DIRECTION: From the entries below, gather each line containing the word "JSON".

DATASET EXTRACT:
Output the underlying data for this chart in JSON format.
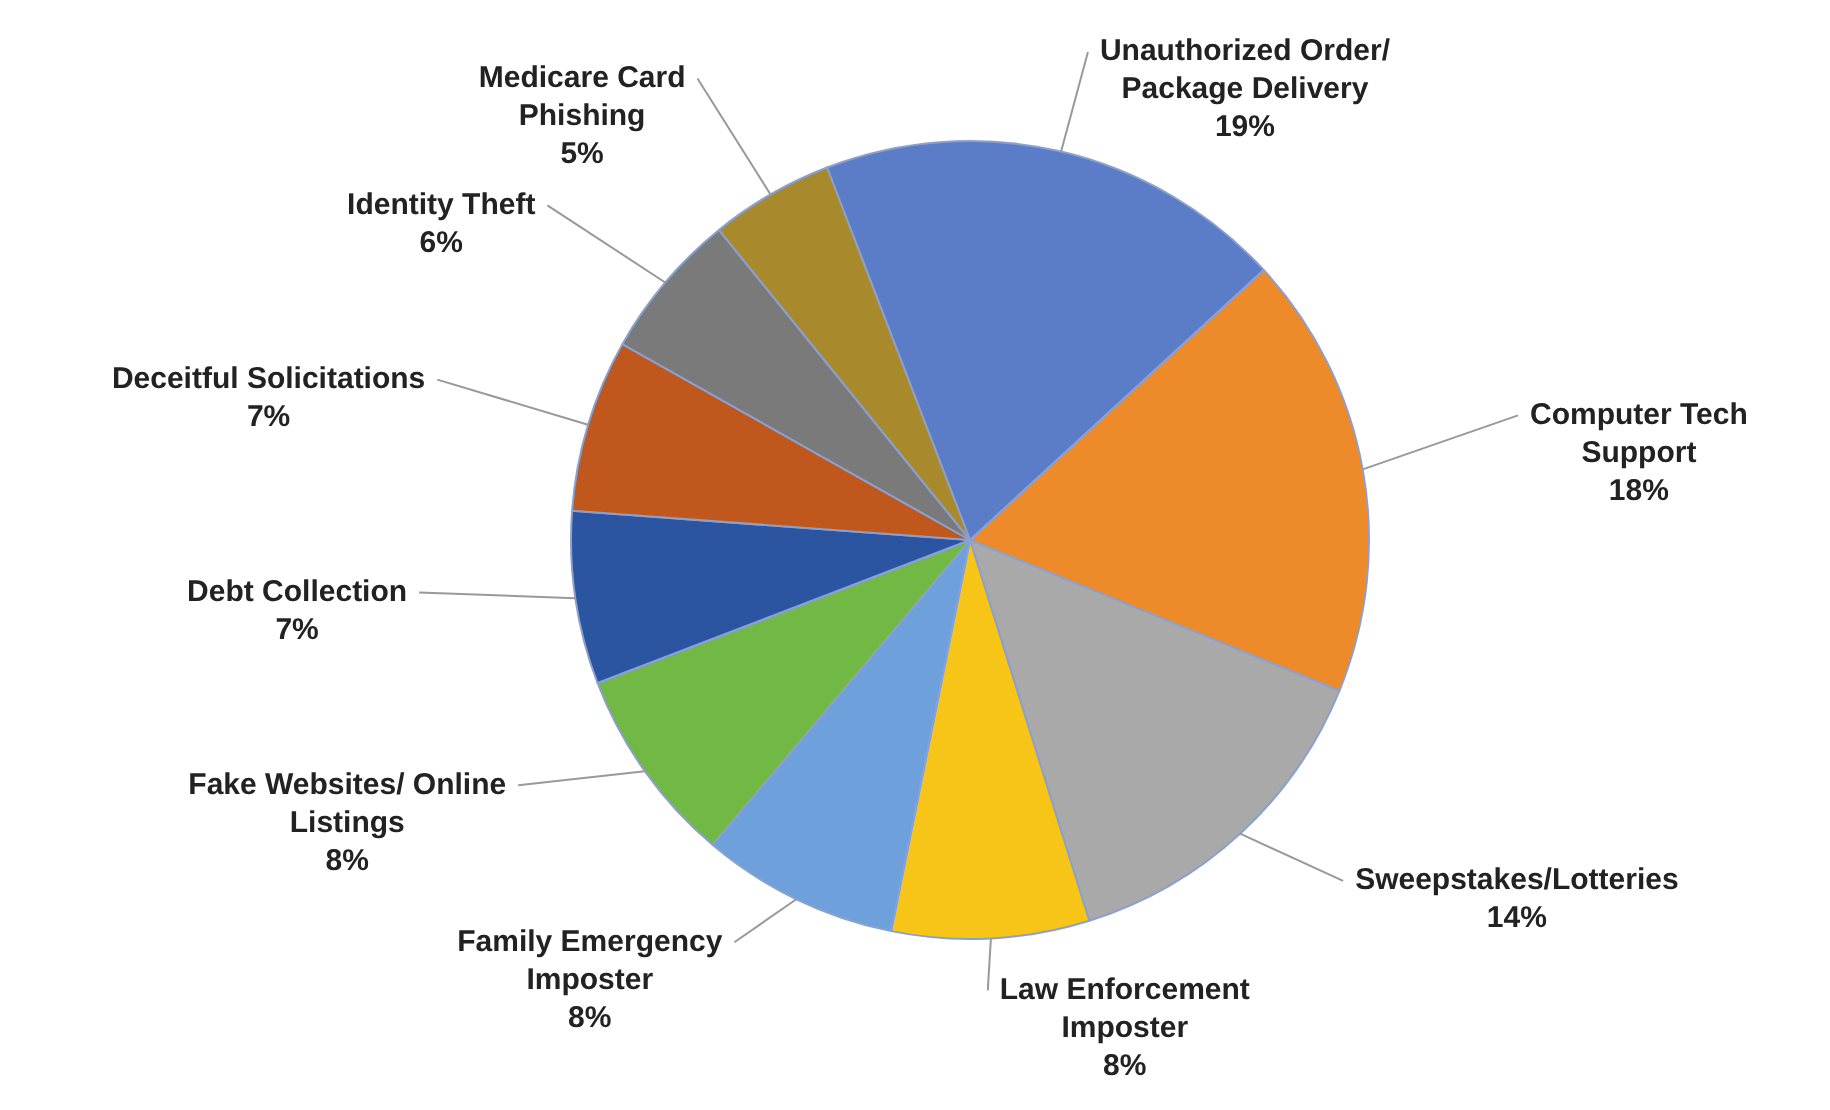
{
  "chart_data": {
    "type": "pie",
    "categories": [
      "Unauthorized Order/ Package Delivery",
      "Computer Tech Support",
      "Sweepstakes/Lotteries",
      "Law Enforcement Imposter",
      "Family Emergency Imposter",
      "Fake Websites/ Online Listings",
      "Debt Collection",
      "Deceitful Solicitations",
      "Identity Theft",
      "Medicare Card Phishing"
    ],
    "values": [
      19,
      18,
      14,
      8,
      8,
      8,
      7,
      7,
      6,
      5
    ],
    "value_labels": [
      "19%",
      "18%",
      "14%",
      "8%",
      "8%",
      "8%",
      "7%",
      "7%",
      "6%",
      "5%"
    ],
    "colors": [
      "#5b7cc6",
      "#ed8a2a",
      "#a9a9a9",
      "#f6c518",
      "#6ea0dc",
      "#72b845",
      "#2b55a0",
      "#c0581e",
      "#7a7a7a",
      "#a88a2c"
    ],
    "legend": false
  }
}
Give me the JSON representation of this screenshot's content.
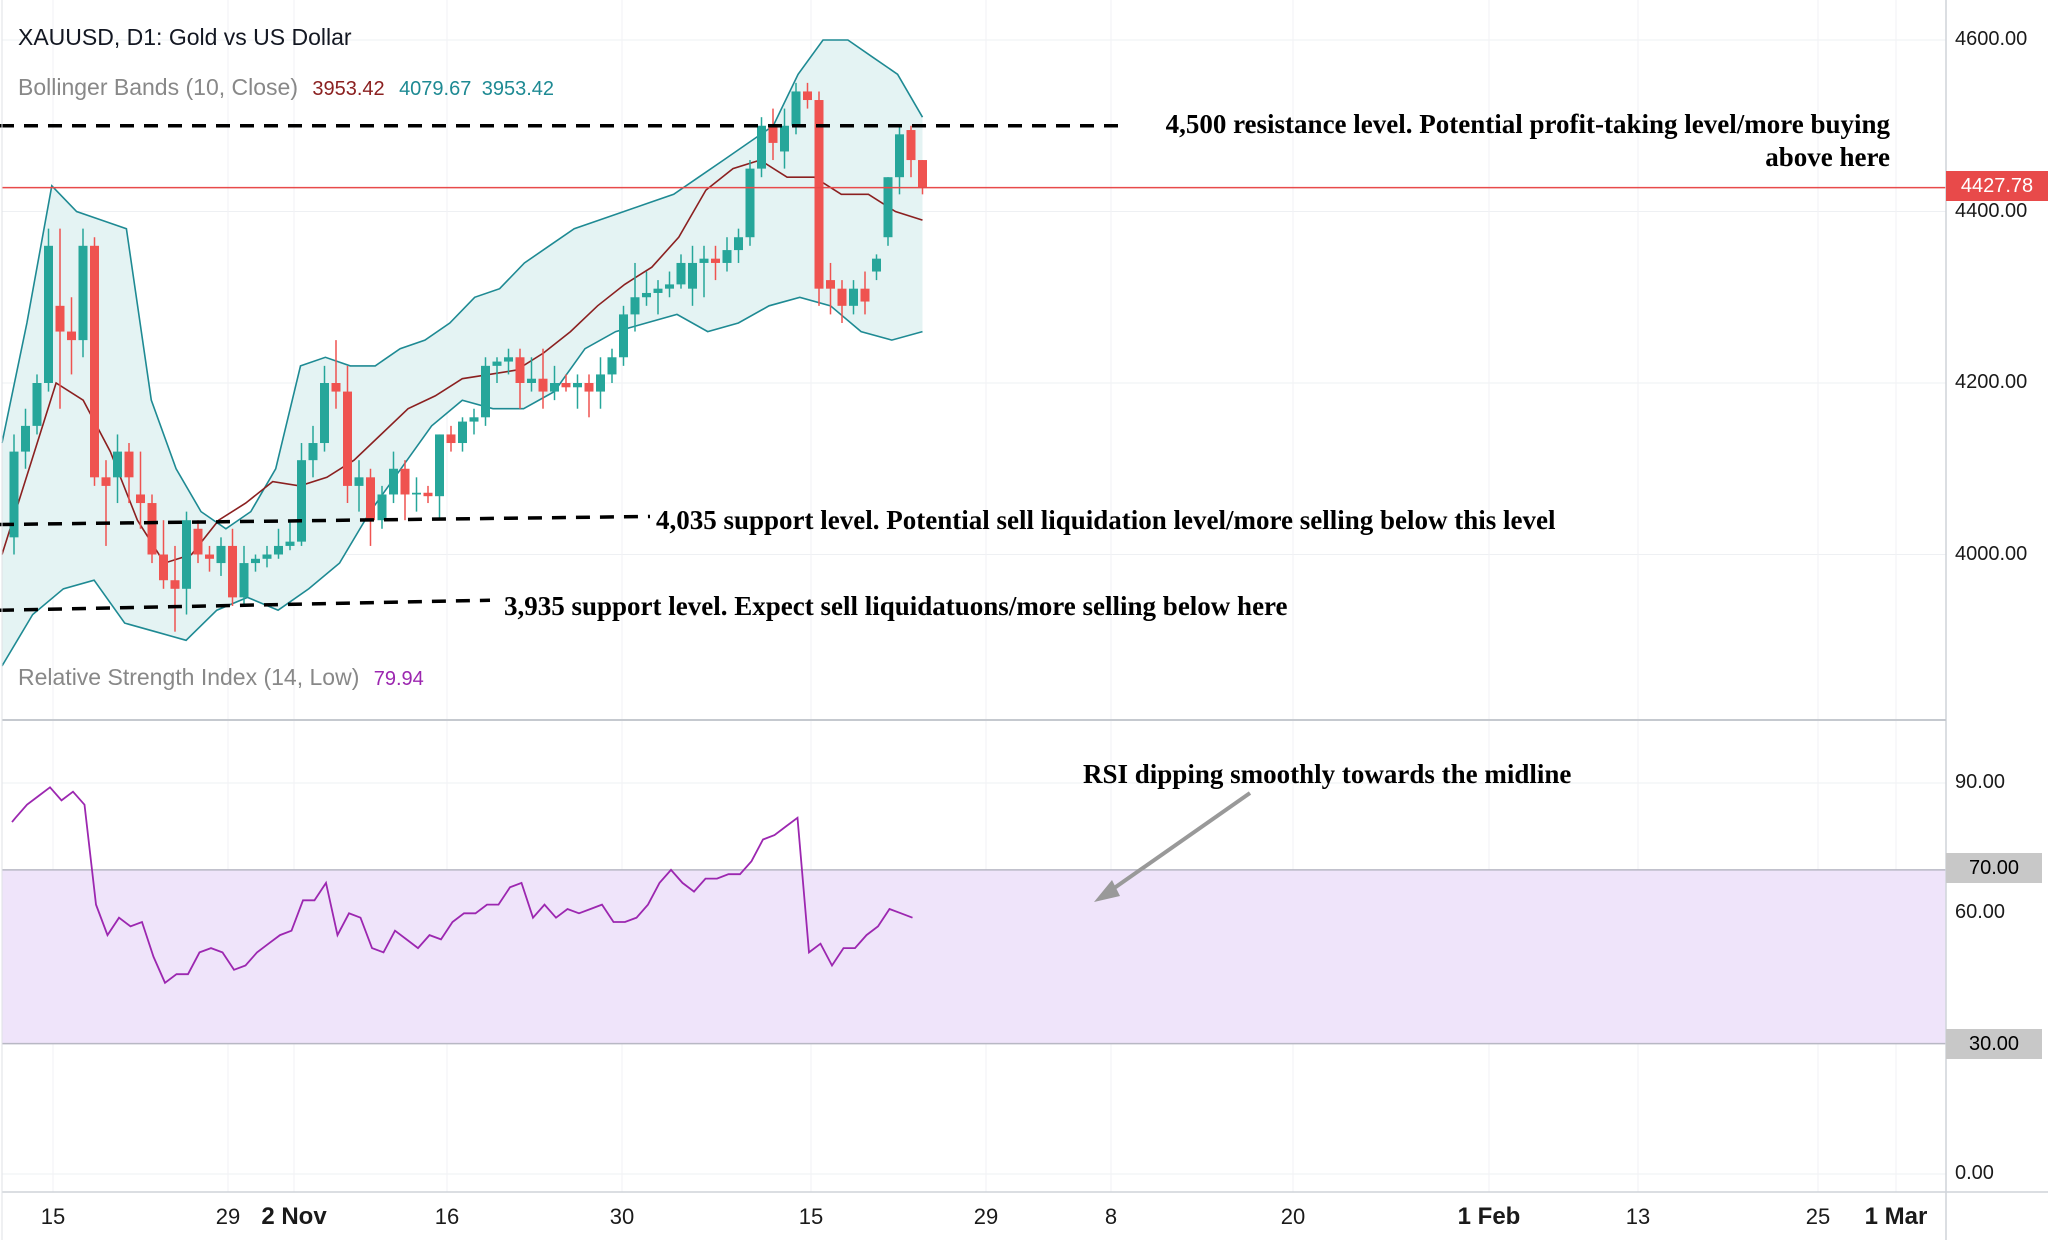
{
  "header": {
    "title": "XAUUSD, D1: Gold vs US Dollar",
    "bollinger_label": "Bollinger Bands (10, Close)",
    "bollinger_values": [
      "3953.42",
      "4079.67",
      "3953.42"
    ],
    "rsi_label": "Relative Strength Index (14, Low)",
    "rsi_value": "79.94"
  },
  "colors": {
    "bull": "#26a69a",
    "bear": "#ef5350",
    "band": "#1e8a93",
    "band_fill": "#e4f3f3",
    "mid": "#8b2020",
    "rsi": "#9c27b0",
    "rsi_zone": "#efe4fa",
    "price_line": "#e84a4a",
    "price_tag": "#e84a4a"
  },
  "current_price": "4427.78",
  "annotations": {
    "resistance": [
      "4,500 resistance level. Potential profit-taking level/more buying",
      "above here"
    ],
    "support_4035": "4,035 support level.  Potential sell liquidation level/more selling below this level",
    "support_3935": "3,935 support level. Expect sell liquidatuons/more selling below here",
    "rsi_note": "RSI dipping smoothly towards the midline"
  },
  "chart_data": [
    {
      "type": "candlestick",
      "title": "XAUUSD, D1: Gold vs US Dollar",
      "ylim": [
        3820,
        4640
      ],
      "y_ticks": [
        "4600.00",
        "4400.00",
        "4200.00",
        "4000.00"
      ],
      "y_tick_values": [
        4600,
        4400,
        4200,
        4000
      ],
      "x_tick_labels": [
        "15",
        "29",
        "2 Nov",
        "16",
        "30",
        "15",
        "29",
        "8",
        "20",
        "1 Feb",
        "13",
        "25",
        "1 Mar"
      ],
      "x_tick_bold": [
        false,
        false,
        true,
        false,
        false,
        false,
        false,
        false,
        false,
        true,
        false,
        false,
        true
      ],
      "levels": [
        {
          "name": "resistance",
          "value": 4500
        },
        {
          "name": "support",
          "value": 4035
        },
        {
          "name": "support",
          "value": 3935
        }
      ],
      "current_price": 4427.78,
      "candles": [
        {
          "o": 4020,
          "h": 4140,
          "l": 4000,
          "c": 4120
        },
        {
          "o": 4120,
          "h": 4170,
          "l": 4100,
          "c": 4150
        },
        {
          "o": 4150,
          "h": 4210,
          "l": 4140,
          "c": 4200
        },
        {
          "o": 4200,
          "h": 4380,
          "l": 4190,
          "c": 4360
        },
        {
          "o": 4290,
          "h": 4380,
          "l": 4170,
          "c": 4260
        },
        {
          "o": 4260,
          "h": 4300,
          "l": 4210,
          "c": 4250
        },
        {
          "o": 4250,
          "h": 4380,
          "l": 4230,
          "c": 4360
        },
        {
          "o": 4360,
          "h": 4370,
          "l": 4080,
          "c": 4090
        },
        {
          "o": 4090,
          "h": 4110,
          "l": 4010,
          "c": 4080
        },
        {
          "o": 4090,
          "h": 4140,
          "l": 4060,
          "c": 4120
        },
        {
          "o": 4120,
          "h": 4130,
          "l": 4060,
          "c": 4090
        },
        {
          "o": 4070,
          "h": 4120,
          "l": 4030,
          "c": 4060
        },
        {
          "o": 4060,
          "h": 4070,
          "l": 3990,
          "c": 4000
        },
        {
          "o": 4000,
          "h": 4040,
          "l": 3960,
          "c": 3970
        },
        {
          "o": 3970,
          "h": 4010,
          "l": 3910,
          "c": 3960
        },
        {
          "o": 3960,
          "h": 4050,
          "l": 3930,
          "c": 4040
        },
        {
          "o": 4030,
          "h": 4040,
          "l": 3990,
          "c": 4000
        },
        {
          "o": 4000,
          "h": 4010,
          "l": 3980,
          "c": 3995
        },
        {
          "o": 3990,
          "h": 4020,
          "l": 3975,
          "c": 4010
        },
        {
          "o": 4010,
          "h": 4030,
          "l": 3940,
          "c": 3950
        },
        {
          "o": 3950,
          "h": 4010,
          "l": 3940,
          "c": 3990
        },
        {
          "o": 3990,
          "h": 4000,
          "l": 3980,
          "c": 3995
        },
        {
          "o": 3995,
          "h": 4010,
          "l": 3985,
          "c": 4000
        },
        {
          "o": 4000,
          "h": 4030,
          "l": 3995,
          "c": 4010
        },
        {
          "o": 4010,
          "h": 4040,
          "l": 4005,
          "c": 4015
        },
        {
          "o": 4015,
          "h": 4130,
          "l": 4010,
          "c": 4110
        },
        {
          "o": 4110,
          "h": 4150,
          "l": 4090,
          "c": 4130
        },
        {
          "o": 4130,
          "h": 4220,
          "l": 4120,
          "c": 4200
        },
        {
          "o": 4200,
          "h": 4250,
          "l": 4170,
          "c": 4190
        },
        {
          "o": 4190,
          "h": 4220,
          "l": 4060,
          "c": 4080
        },
        {
          "o": 4080,
          "h": 4110,
          "l": 4050,
          "c": 4090
        },
        {
          "o": 4090,
          "h": 4100,
          "l": 4010,
          "c": 4040
        },
        {
          "o": 4040,
          "h": 4080,
          "l": 4030,
          "c": 4070
        },
        {
          "o": 4070,
          "h": 4120,
          "l": 4060,
          "c": 4100
        },
        {
          "o": 4100,
          "h": 4110,
          "l": 4040,
          "c": 4070
        },
        {
          "o": 4070,
          "h": 4090,
          "l": 4050,
          "c": 4072
        },
        {
          "o": 4072,
          "h": 4080,
          "l": 4060,
          "c": 4068
        },
        {
          "o": 4068,
          "h": 4140,
          "l": 4040,
          "c": 4140
        },
        {
          "o": 4140,
          "h": 4150,
          "l": 4120,
          "c": 4130
        },
        {
          "o": 4130,
          "h": 4160,
          "l": 4120,
          "c": 4155
        },
        {
          "o": 4155,
          "h": 4170,
          "l": 4140,
          "c": 4160
        },
        {
          "o": 4160,
          "h": 4230,
          "l": 4150,
          "c": 4220
        },
        {
          "o": 4220,
          "h": 4230,
          "l": 4200,
          "c": 4225
        },
        {
          "o": 4225,
          "h": 4240,
          "l": 4210,
          "c": 4230
        },
        {
          "o": 4230,
          "h": 4240,
          "l": 4170,
          "c": 4200
        },
        {
          "o": 4200,
          "h": 4230,
          "l": 4190,
          "c": 4205
        },
        {
          "o": 4205,
          "h": 4240,
          "l": 4170,
          "c": 4190
        },
        {
          "o": 4190,
          "h": 4220,
          "l": 4180,
          "c": 4200
        },
        {
          "o": 4200,
          "h": 4210,
          "l": 4190,
          "c": 4195
        },
        {
          "o": 4195,
          "h": 4210,
          "l": 4170,
          "c": 4200
        },
        {
          "o": 4200,
          "h": 4210,
          "l": 4160,
          "c": 4190
        },
        {
          "o": 4190,
          "h": 4230,
          "l": 4170,
          "c": 4210
        },
        {
          "o": 4210,
          "h": 4240,
          "l": 4200,
          "c": 4230
        },
        {
          "o": 4230,
          "h": 4290,
          "l": 4220,
          "c": 4280
        },
        {
          "o": 4280,
          "h": 4340,
          "l": 4260,
          "c": 4300
        },
        {
          "o": 4300,
          "h": 4330,
          "l": 4290,
          "c": 4305
        },
        {
          "o": 4305,
          "h": 4320,
          "l": 4280,
          "c": 4310
        },
        {
          "o": 4310,
          "h": 4330,
          "l": 4300,
          "c": 4315
        },
        {
          "o": 4315,
          "h": 4350,
          "l": 4310,
          "c": 4340
        },
        {
          "o": 4310,
          "h": 4360,
          "l": 4290,
          "c": 4340
        },
        {
          "o": 4340,
          "h": 4360,
          "l": 4300,
          "c": 4345
        },
        {
          "o": 4345,
          "h": 4360,
          "l": 4320,
          "c": 4340
        },
        {
          "o": 4340,
          "h": 4370,
          "l": 4330,
          "c": 4355
        },
        {
          "o": 4355,
          "h": 4380,
          "l": 4340,
          "c": 4370
        },
        {
          "o": 4370,
          "h": 4460,
          "l": 4360,
          "c": 4450
        },
        {
          "o": 4450,
          "h": 4510,
          "l": 4440,
          "c": 4500
        },
        {
          "o": 4500,
          "h": 4520,
          "l": 4460,
          "c": 4480
        },
        {
          "o": 4470,
          "h": 4520,
          "l": 4450,
          "c": 4500
        },
        {
          "o": 4500,
          "h": 4550,
          "l": 4490,
          "c": 4540
        },
        {
          "o": 4540,
          "h": 4550,
          "l": 4520,
          "c": 4530
        },
        {
          "o": 4530,
          "h": 4540,
          "l": 4290,
          "c": 4310
        },
        {
          "o": 4320,
          "h": 4340,
          "l": 4280,
          "c": 4310
        },
        {
          "o": 4310,
          "h": 4320,
          "l": 4270,
          "c": 4290
        },
        {
          "o": 4290,
          "h": 4320,
          "l": 4280,
          "c": 4310
        },
        {
          "o": 4310,
          "h": 4330,
          "l": 4280,
          "c": 4295
        },
        {
          "o": 4330,
          "h": 4350,
          "l": 4320,
          "c": 4345
        },
        {
          "o": 4370,
          "h": 4440,
          "l": 4360,
          "c": 4440
        },
        {
          "o": 4440,
          "h": 4500,
          "l": 4420,
          "c": 4490
        },
        {
          "o": 4495,
          "h": 4500,
          "l": 4440,
          "c": 4460
        },
        {
          "o": 4460,
          "h": 4460,
          "l": 4420,
          "c": 4428
        }
      ],
      "bb_upper": [
        4130,
        4270,
        4430,
        4400,
        4390,
        4380,
        4180,
        4100,
        4050,
        4030,
        4050,
        4100,
        4220,
        4230,
        4220,
        4220,
        4240,
        4250,
        4270,
        4300,
        4310,
        4340,
        4360,
        4380,
        4390,
        4400,
        4410,
        4420,
        4440,
        4460,
        4480,
        4500,
        4560,
        4600,
        4600,
        4580,
        4560,
        4510
      ],
      "bb_mid": [
        4000,
        4100,
        4200,
        4180,
        4120,
        4040,
        3990,
        4000,
        4040,
        4060,
        4085,
        4080,
        4090,
        4110,
        4140,
        4170,
        4185,
        4205,
        4210,
        4215,
        4235,
        4260,
        4290,
        4315,
        4335,
        4370,
        4425,
        4450,
        4460,
        4440,
        4440,
        4420,
        4420,
        4400,
        4390
      ],
      "bb_lower": [
        3870,
        3930,
        3960,
        3970,
        3920,
        3910,
        3900,
        3935,
        3950,
        3935,
        3960,
        3990,
        4050,
        4100,
        4150,
        4180,
        4170,
        4170,
        4190,
        4240,
        4260,
        4270,
        4280,
        4260,
        4270,
        4290,
        4300,
        4290,
        4260,
        4250,
        4260
      ],
      "band_label_series": [
        "upper",
        "basis",
        "lower"
      ]
    },
    {
      "type": "line",
      "title": "Relative Strength Index (14, Low)",
      "ylim": [
        -5,
        100
      ],
      "y_ticks": [
        "90.00",
        "60.00",
        "0.00"
      ],
      "y_tick_values": [
        90,
        60,
        0
      ],
      "zone": [
        30,
        70
      ],
      "zone_labels": [
        "70.00",
        "30.00"
      ],
      "values": [
        81,
        82,
        85,
        87,
        89,
        86,
        88,
        85,
        62,
        55,
        59,
        57,
        58,
        50,
        44,
        46,
        46,
        51,
        52,
        51,
        47,
        48,
        51,
        53,
        55,
        56,
        63,
        63,
        67,
        55,
        60,
        59,
        52,
        51,
        56,
        54,
        52,
        55,
        54,
        58,
        60,
        60,
        62,
        62,
        66,
        67,
        59,
        62,
        59,
        61,
        60,
        61,
        62,
        58,
        58,
        59,
        62,
        67,
        70,
        67,
        65,
        68,
        68,
        69,
        69,
        72,
        77,
        78,
        80,
        82,
        51,
        53,
        48,
        52,
        52,
        55,
        57,
        61,
        60,
        59
      ],
      "annotation": "RSI dipping smoothly towards the midline"
    }
  ]
}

FINAL RESULT:
Output the underlying data for this chart in JSON format.
Give me the JSON representation of this screenshot's content.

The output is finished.